---- RECORD EXTRACTS
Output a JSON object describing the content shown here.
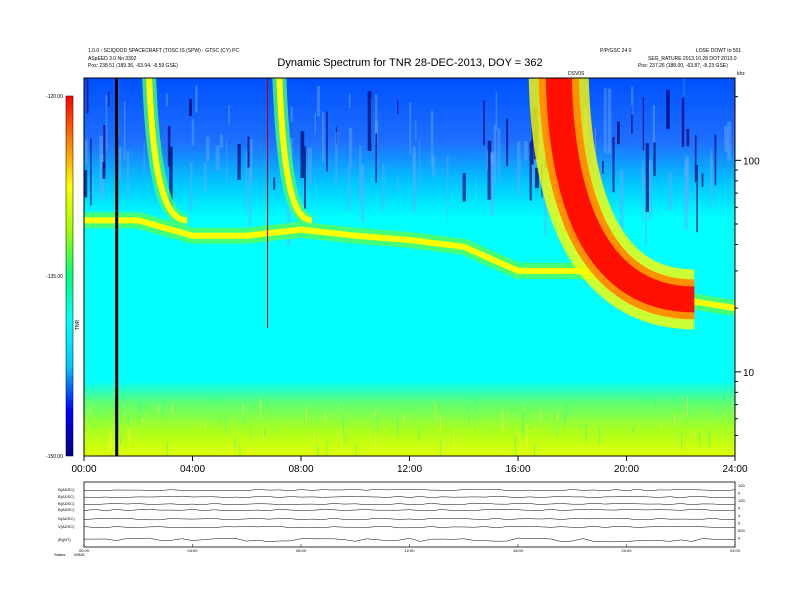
{
  "header": {
    "top_left_line1": "1.0.0 - SCIQOOD SPACECRAFT (TOSC IS (SPW) - GTSC (CY) PC",
    "top_left_line2": "ASpEED 3.0 No 3302",
    "top_left_line3": "Pos: 238.51 (189.36, -63.94, -8.59 GSE)",
    "top_right_line1": "P/P/GSC 24 0",
    "top_right_line2": "LOSE DOWT to 501",
    "top_right_line3": "SEG_RATURE 2013.10.28 DOT 2013.0",
    "top_right_line4": "Pos: 237.26 (188.00, -63.87, -8.23 GSE)",
    "marker_label": "DSV0S",
    "corner_label": "khz"
  },
  "chart_data": {
    "type": "heatmap",
    "title": "Dynamic Spectrum for TNR 28-DEC-2013, DOY = 362",
    "x_ticks": [
      "00:00",
      "04:00",
      "08:00",
      "12:00",
      "16:00",
      "20:00",
      "24:00"
    ],
    "x_range_hours": [
      0,
      24
    ],
    "y_ticks_right": [
      "100",
      "10"
    ],
    "y_scale": "log",
    "y_range_khz": [
      4,
      245
    ],
    "colorbar": {
      "ticks": [
        "-120.00",
        "-135.00",
        "-150.00"
      ],
      "range": [
        -150,
        -120
      ],
      "label": "TNR",
      "colors": [
        "#000080",
        "#0000ff",
        "#00c8ff",
        "#00ffff",
        "#00ff80",
        "#a0ff00",
        "#ffff00",
        "#ff8000",
        "#ff0000"
      ]
    },
    "features": [
      {
        "name": "type III burst",
        "start_hour": 2.4,
        "end_hour": 3.8
      },
      {
        "name": "type III burst",
        "start_hour": 7.2,
        "end_hour": 8.4
      },
      {
        "name": "type III burst",
        "start_hour": 17.5,
        "end_hour": 22.5
      }
    ],
    "plasma_line_khz": [
      [
        0,
        52
      ],
      [
        2,
        52
      ],
      [
        4,
        44
      ],
      [
        6,
        44
      ],
      [
        8,
        47
      ],
      [
        10,
        44
      ],
      [
        12,
        42
      ],
      [
        14,
        39
      ],
      [
        16,
        30
      ],
      [
        18,
        30
      ],
      [
        20,
        29
      ],
      [
        22,
        22
      ],
      [
        24,
        20
      ]
    ]
  },
  "aux_panel": {
    "left_labels": [
      "B(ADSC)",
      "B(ADSC)",
      "B(ADSC)",
      "B(ADSC)",
      "N(ADSC)",
      "V(ADSC)",
      "|B|(NT)"
    ],
    "right_labels": [
      "100",
      "0",
      "100",
      "0",
      "4",
      "0",
      "500",
      "0"
    ],
    "x_ticks": [
      "00:00",
      "04:00",
      "08:00",
      "12:00",
      "16:00",
      "20:00",
      "24:00"
    ],
    "footer_label": "Status",
    "footer_value": "WIND"
  }
}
--------
▶ **YOUR GOAL**
Any pictures should be dropped; transcribe the rest of the records above exactly.

▶ **ANSWER TO THE PROBLEM**
Output a JSON object describing the content shown here.
{
  "header": {
    "top_left_line1": "1.0.0 - SCIQOOD SPACECRAFT (TOSC IS (SPW) - GTSC (CY) PC",
    "top_left_line2": "ASpEED 3.0 No 3302",
    "top_left_line3": "Pos: 238.51 (189.36, -63.94, -8.59 GSE)",
    "top_right_line1": "P/P/GSC 24 0",
    "top_right_line2": "LOSE DOWT to 501",
    "top_right_line3": "SEG_RATURE 2013.10.28 DOT 2013.0",
    "top_right_line4": "Pos: 237.26 (188.00, -63.87, -8.23 GSE)",
    "marker_label": "DSV0S",
    "corner_label": "khz"
  },
  "chart_data": {
    "type": "heatmap",
    "title": "Dynamic Spectrum for TNR 28-DEC-2013, DOY = 362",
    "x_ticks": [
      "00:00",
      "04:00",
      "08:00",
      "12:00",
      "16:00",
      "20:00",
      "24:00"
    ],
    "x_range_hours": [
      0,
      24
    ],
    "y_ticks_right": [
      "100",
      "10"
    ],
    "y_scale": "log",
    "y_range_khz": [
      4,
      245
    ],
    "colorbar": {
      "ticks": [
        "-120.00",
        "-135.00",
        "-150.00"
      ],
      "range": [
        -150,
        -120
      ],
      "label": "TNR",
      "colors": [
        "#000080",
        "#0000ff",
        "#00c8ff",
        "#00ffff",
        "#00ff80",
        "#a0ff00",
        "#ffff00",
        "#ff8000",
        "#ff0000"
      ]
    },
    "features": [
      {
        "name": "type III burst",
        "start_hour": 2.4,
        "end_hour": 3.8
      },
      {
        "name": "type III burst",
        "start_hour": 7.2,
        "end_hour": 8.4
      },
      {
        "name": "type III burst",
        "start_hour": 17.5,
        "end_hour": 22.5
      }
    ],
    "plasma_line_khz": [
      [
        0,
        52
      ],
      [
        2,
        52
      ],
      [
        4,
        44
      ],
      [
        6,
        44
      ],
      [
        8,
        47
      ],
      [
        10,
        44
      ],
      [
        12,
        42
      ],
      [
        14,
        39
      ],
      [
        16,
        30
      ],
      [
        18,
        30
      ],
      [
        20,
        29
      ],
      [
        22,
        22
      ],
      [
        24,
        20
      ]
    ]
  },
  "aux_panel": {
    "left_labels": [
      "B(ADSC)",
      "B(ADSC)",
      "B(ADSC)",
      "B(ADSC)",
      "N(ADSC)",
      "V(ADSC)",
      "|B|(NT)"
    ],
    "right_labels": [
      "100",
      "0",
      "100",
      "0",
      "4",
      "0",
      "500",
      "0"
    ],
    "x_ticks": [
      "00:00",
      "04:00",
      "08:00",
      "12:00",
      "16:00",
      "20:00",
      "24:00"
    ],
    "footer_label": "Status",
    "footer_value": "WIND"
  }
}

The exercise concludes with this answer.